- _TASK_: Every record should be copied exactly, except that pictures are to be omitted.

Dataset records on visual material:
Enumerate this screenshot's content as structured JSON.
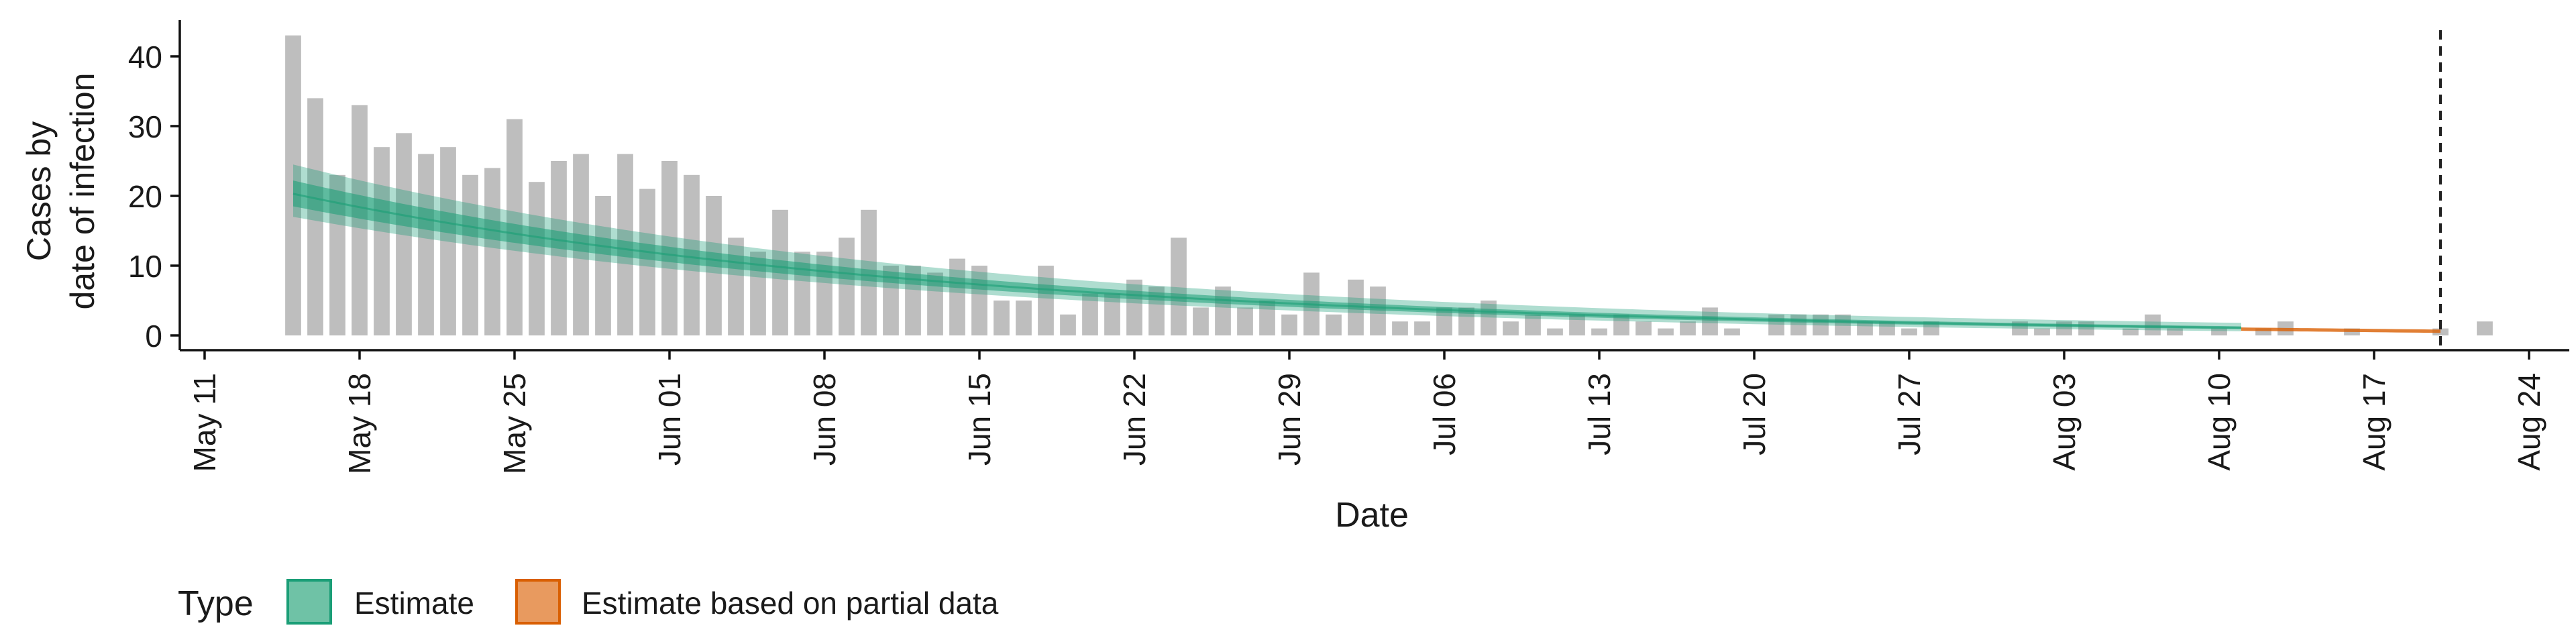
{
  "chart_data": {
    "type": "bar",
    "xlabel": "Date",
    "ylabel_lines": [
      "Cases by",
      "date of infection"
    ],
    "yticks": [
      0,
      10,
      20,
      30,
      40
    ],
    "ylim": [
      0,
      45
    ],
    "xticks": [
      "May 11",
      "May 18",
      "May 25",
      "Jun 01",
      "Jun 08",
      "Jun 15",
      "Jun 22",
      "Jun 29",
      "Jul 06",
      "Jul 13",
      "Jul 20",
      "Jul 27",
      "Aug 03",
      "Aug 10",
      "Aug 17",
      "Aug 24"
    ],
    "x_start": "May 11",
    "bar_start_day": 4,
    "vline_day": 101,
    "bars": [
      43,
      34,
      23,
      33,
      27,
      29,
      26,
      27,
      23,
      24,
      31,
      22,
      25,
      26,
      20,
      26,
      21,
      25,
      23,
      20,
      14,
      12,
      18,
      12,
      12,
      14,
      18,
      10,
      10,
      9,
      11,
      10,
      5,
      5,
      10,
      3,
      6,
      6,
      8,
      7,
      14,
      4,
      7,
      4,
      5,
      3,
      9,
      3,
      8,
      7,
      2,
      2,
      4,
      4,
      5,
      2,
      3,
      1,
      3,
      1,
      3,
      2,
      1,
      2,
      4,
      1,
      0,
      3,
      3,
      3,
      3,
      2,
      2,
      1,
      2,
      0,
      0,
      0,
      2,
      1,
      2,
      2,
      0,
      1,
      3,
      1,
      0,
      1,
      0,
      1,
      2,
      0,
      0,
      1,
      0,
      0,
      0,
      1,
      0,
      2
    ],
    "estimate": {
      "day_start": 4,
      "day_end": 92,
      "median": [
        20.3,
        1.1
      ],
      "inner": [
        [
          18.5,
          22.2
        ],
        [
          0.9,
          1.3
        ]
      ],
      "outer": [
        [
          17.0,
          24.5
        ],
        [
          0.6,
          1.8
        ]
      ],
      "decay": 0.033
    },
    "partial_estimate": {
      "day_start": 92,
      "day_end": 101,
      "median": [
        0.9,
        0.6
      ]
    },
    "colors": {
      "bars": "#bebebe",
      "estimate": "#1b9e77",
      "partial": "#d95f02",
      "legend_estimate": "#6fc2a6",
      "legend_partial": "#e89a5f"
    },
    "legend": {
      "title": "Type",
      "items": [
        "Estimate",
        "Estimate based on partial data"
      ],
      "position": "bottom"
    }
  }
}
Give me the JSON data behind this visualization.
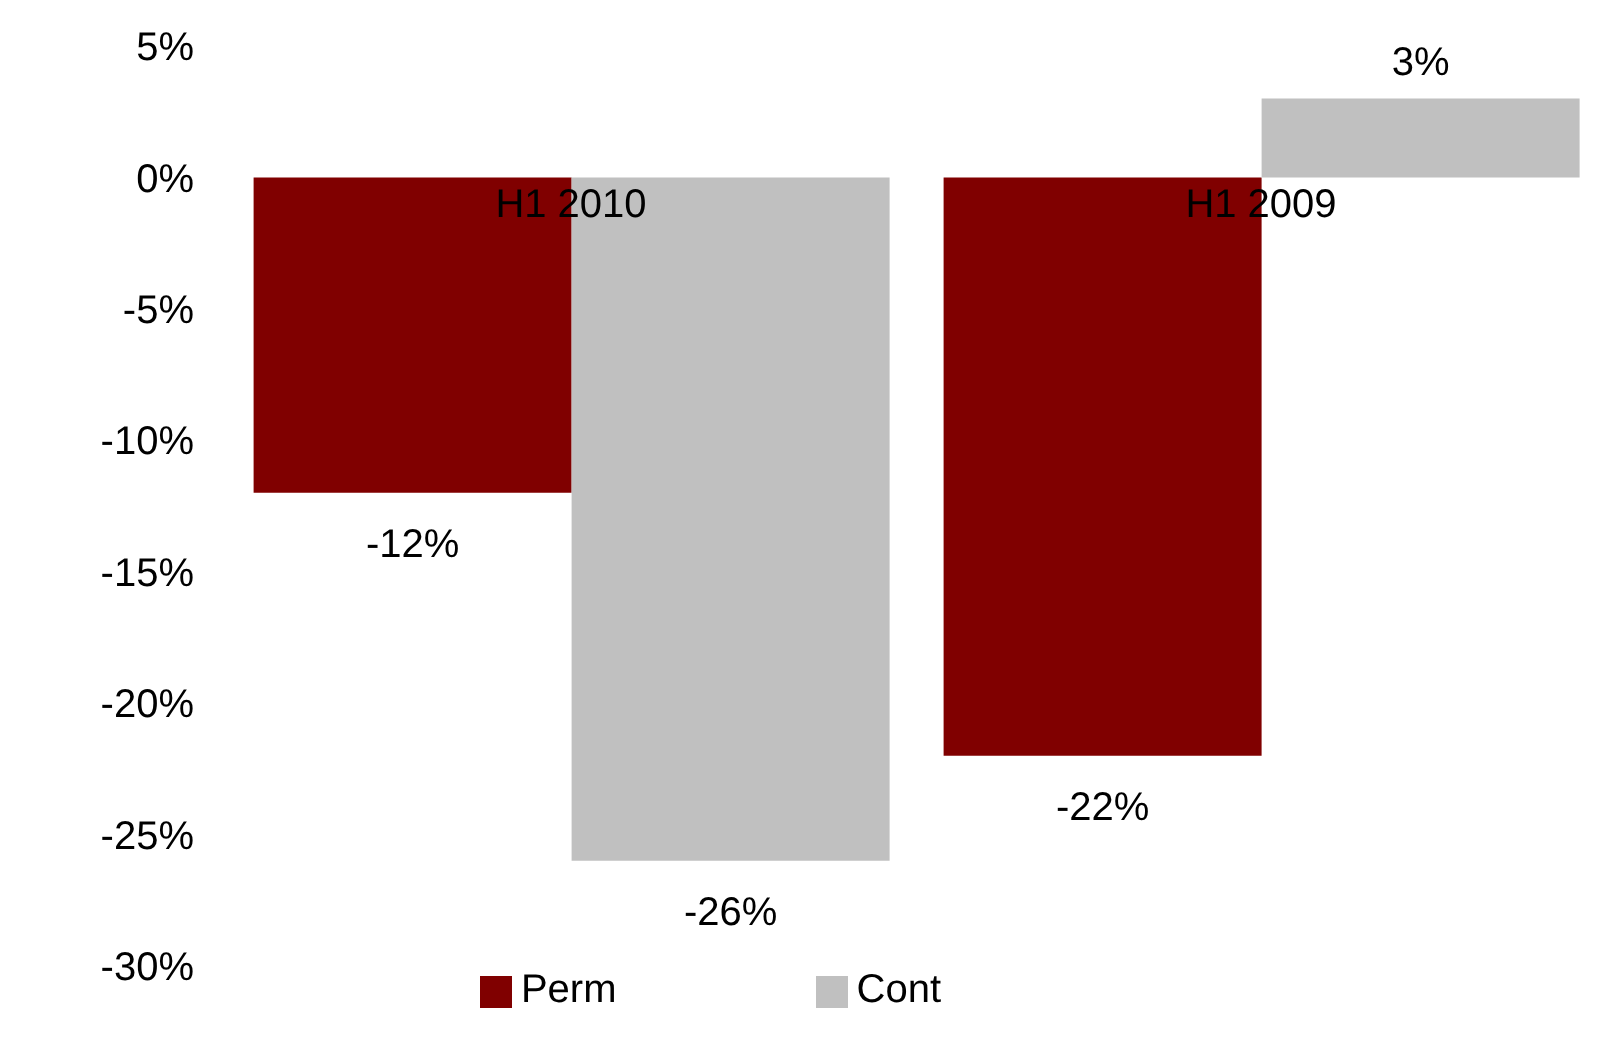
{
  "chart_data": {
    "type": "bar",
    "categories": [
      "H1 2010",
      "H1 2009"
    ],
    "series": [
      {
        "name": "Perm",
        "color": "#800000",
        "values": [
          -12,
          -22
        ],
        "value_labels": [
          "-12%",
          "-22%"
        ]
      },
      {
        "name": "Cont",
        "color": "#c0c0c0",
        "values": [
          -26,
          3
        ],
        "value_labels": [
          "-26%",
          "3%"
        ]
      }
    ],
    "ylim": [
      -30,
      5
    ],
    "yticks": [
      {
        "value": 5,
        "label": "5%"
      },
      {
        "value": 0,
        "label": "0%"
      },
      {
        "value": -5,
        "label": "-5%"
      },
      {
        "value": -10,
        "label": "-10%"
      },
      {
        "value": -15,
        "label": "-15%"
      },
      {
        "value": -20,
        "label": "-20%"
      },
      {
        "value": -25,
        "label": "-25%"
      },
      {
        "value": -30,
        "label": "-30%"
      }
    ],
    "legend": "bottom"
  }
}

- _SOLUTION TO THIS TASK_:
Enumerate this screenshot's content as structured JSON.
{
  "chart_data": {
    "type": "bar",
    "xlabel": "Date",
    "ylabel_lines": [
      "Cases by",
      "date of infection"
    ],
    "yticks": [
      0,
      10,
      20,
      30,
      40
    ],
    "ylim": [
      0,
      45
    ],
    "xticks": [
      "May 11",
      "May 18",
      "May 25",
      "Jun 01",
      "Jun 08",
      "Jun 15",
      "Jun 22",
      "Jun 29",
      "Jul 06",
      "Jul 13",
      "Jul 20",
      "Jul 27",
      "Aug 03",
      "Aug 10",
      "Aug 17",
      "Aug 24"
    ],
    "x_start": "May 11",
    "bar_start_day": 4,
    "vline_day": 101,
    "bars": [
      43,
      34,
      23,
      33,
      27,
      29,
      26,
      27,
      23,
      24,
      31,
      22,
      25,
      26,
      20,
      26,
      21,
      25,
      23,
      20,
      14,
      12,
      18,
      12,
      12,
      14,
      18,
      10,
      10,
      9,
      11,
      10,
      5,
      5,
      10,
      3,
      6,
      6,
      8,
      7,
      14,
      4,
      7,
      4,
      5,
      3,
      9,
      3,
      8,
      7,
      2,
      2,
      4,
      4,
      5,
      2,
      3,
      1,
      3,
      1,
      3,
      2,
      1,
      2,
      4,
      1,
      0,
      3,
      3,
      3,
      3,
      2,
      2,
      1,
      2,
      0,
      0,
      0,
      2,
      1,
      2,
      2,
      0,
      1,
      3,
      1,
      0,
      1,
      0,
      1,
      2,
      0,
      0,
      1,
      0,
      0,
      0,
      1,
      0,
      2
    ],
    "estimate": {
      "day_start": 4,
      "day_end": 92,
      "median": [
        20.3,
        1.1
      ],
      "inner": [
        [
          18.5,
          22.2
        ],
        [
          0.9,
          1.3
        ]
      ],
      "outer": [
        [
          17.0,
          24.5
        ],
        [
          0.6,
          1.8
        ]
      ],
      "decay": 0.033
    },
    "partial_estimate": {
      "day_start": 92,
      "day_end": 101,
      "median": [
        0.9,
        0.6
      ]
    },
    "colors": {
      "bars": "#bebebe",
      "estimate": "#1b9e77",
      "partial": "#d95f02",
      "legend_estimate": "#6fc2a6",
      "legend_partial": "#e89a5f"
    },
    "legend": {
      "title": "Type",
      "items": [
        "Estimate",
        "Estimate based on partial data"
      ],
      "position": "bottom"
    }
  }
}
Give me the JSON data behind this visualization.
{
  "chart_data": {
    "type": "bar",
    "categories": [
      "H1 2010",
      "H1 2009"
    ],
    "series": [
      {
        "name": "Perm",
        "color": "#800000",
        "values": [
          -12,
          -22
        ],
        "value_labels": [
          "-12%",
          "-22%"
        ]
      },
      {
        "name": "Cont",
        "color": "#c0c0c0",
        "values": [
          -26,
          3
        ],
        "value_labels": [
          "-26%",
          "3%"
        ]
      }
    ],
    "ylim": [
      -30,
      5
    ],
    "yticks": [
      {
        "value": 5,
        "label": "5%"
      },
      {
        "value": 0,
        "label": "0%"
      },
      {
        "value": -5,
        "label": "-5%"
      },
      {
        "value": -10,
        "label": "-10%"
      },
      {
        "value": -15,
        "label": "-15%"
      },
      {
        "value": -20,
        "label": "-20%"
      },
      {
        "value": -25,
        "label": "-25%"
      },
      {
        "value": -30,
        "label": "-30%"
      }
    ],
    "legend": "bottom"
  }
}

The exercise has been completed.